GIVEN PROBLEM — Please quote every line word for word.

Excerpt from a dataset
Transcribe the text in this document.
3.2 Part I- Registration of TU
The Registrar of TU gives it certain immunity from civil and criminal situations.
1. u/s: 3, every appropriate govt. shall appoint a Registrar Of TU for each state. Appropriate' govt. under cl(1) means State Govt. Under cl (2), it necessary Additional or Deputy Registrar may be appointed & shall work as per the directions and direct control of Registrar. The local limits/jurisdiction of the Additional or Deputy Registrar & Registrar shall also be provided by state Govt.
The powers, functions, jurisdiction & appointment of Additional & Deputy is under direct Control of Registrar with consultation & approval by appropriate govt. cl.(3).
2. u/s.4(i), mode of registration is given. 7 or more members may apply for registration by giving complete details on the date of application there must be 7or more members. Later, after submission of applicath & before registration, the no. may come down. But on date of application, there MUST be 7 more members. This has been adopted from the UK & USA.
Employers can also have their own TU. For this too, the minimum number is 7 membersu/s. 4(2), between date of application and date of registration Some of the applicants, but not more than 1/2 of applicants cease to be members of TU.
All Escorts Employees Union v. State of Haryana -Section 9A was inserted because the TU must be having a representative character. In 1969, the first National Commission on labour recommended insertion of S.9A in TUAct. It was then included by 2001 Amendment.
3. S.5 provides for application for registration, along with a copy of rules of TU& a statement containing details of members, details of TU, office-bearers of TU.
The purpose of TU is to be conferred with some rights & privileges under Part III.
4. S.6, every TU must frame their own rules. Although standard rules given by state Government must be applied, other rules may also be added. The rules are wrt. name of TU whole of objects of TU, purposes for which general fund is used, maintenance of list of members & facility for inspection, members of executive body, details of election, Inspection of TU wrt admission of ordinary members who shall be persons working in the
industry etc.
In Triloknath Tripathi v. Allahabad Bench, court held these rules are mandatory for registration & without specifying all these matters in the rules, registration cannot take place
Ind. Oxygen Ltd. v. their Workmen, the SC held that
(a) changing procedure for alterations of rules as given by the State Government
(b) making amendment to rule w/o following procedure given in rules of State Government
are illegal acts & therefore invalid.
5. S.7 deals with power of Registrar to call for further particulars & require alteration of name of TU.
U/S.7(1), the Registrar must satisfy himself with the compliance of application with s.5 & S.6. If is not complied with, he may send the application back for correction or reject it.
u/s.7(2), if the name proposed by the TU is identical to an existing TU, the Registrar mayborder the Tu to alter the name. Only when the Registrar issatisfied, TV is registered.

RESPONSE —
Transcribe the text in this document.
3.2 Part I- Registration of TU
The Registrar of TU gives it certain immunity from civil and criminal situations.
1. u/s: 3, every appropriate govt. shall appoint a Registrar Of TU for each state. Appropriate' govt. under cl(1) means State Govt. Under cl (2), it necessary Additional or Deputy Registrar may be appointed & shall work as per the directions and direct control of Registrar. The local limits/jurisdiction of the Additional or Deputy Registrar & Registrar shall also be provided by state Govt.
The powers, functions, jurisdiction & appointment of Additional & Deputy is under direct Control of Registrar with consultation & approval by appropriate govt. cl.(3).
2. u/s.4(i), mode of registration is given. 7 or more members may apply for registration by giving complete details on the date of application there must be 7or more members. Later, after submission of applicath & before registration, the no. may come down. But on date of application, there MUST be 7 more members. This has been adopted from the UK & USA.
Employers can also have their own TU. For this too, the minimum number is 7 membersu/s. 4(2), between date of application and date of registration Some of the applicants, but not more than 1/2 of applicants cease to be members of TU.
All Escorts Employees Union v. State of Haryana -Section 9A was inserted because the TU must be having a representative character. In 1969, the first National Commission on labour recommended insertion of S.9A in TUAct. It was then included by 2001 Amendment.
3. S.5 provides for application for registration, along with a copy of rules of TU& a statement containing details of members, details of TU, office-bearers of TU.
The purpose of TU is to be conferred with some rights & privileges under Part III.
4. S.6, every TU must frame their own rules. Although standard rules given by state Government must be applied, other rules may also be added. The rules are wrt. name of TU whole of objects of TU, purposes for which general fund is used, maintenance of list of members & facility for inspection, members of executive body, details of election, Inspection of TU wrt admission of ordinary members who shall be persons working in the
industry etc.
In Triloknath Tripathi v. Allahabad Bench, court held these rules are mandatory for registration & without specifying all these matters in the rules, registration cannot take place
Ind. Oxygen Ltd. v. their Workmen, the SC held that
(a) changing procedure for alterations of rules as given by the State Government
(b) making amendment to rule w/o following procedure given in rules of State Government
are illegal acts & therefore invalid.
5. S.7 deals with power of Registrar to call for further particulars & require alteration of name of TU.
U/S.7(1), the Registrar must satisfy himself with the compliance of application with s.5 & S.6. If is not complied with, he may send the application back for correction or reject it.
u/s.7(2), if the name proposed by the TU is identical to an existing TU, the Registrar mayborder the Tu to alter the name. Only when the Registrar issatisfied, TV is registered.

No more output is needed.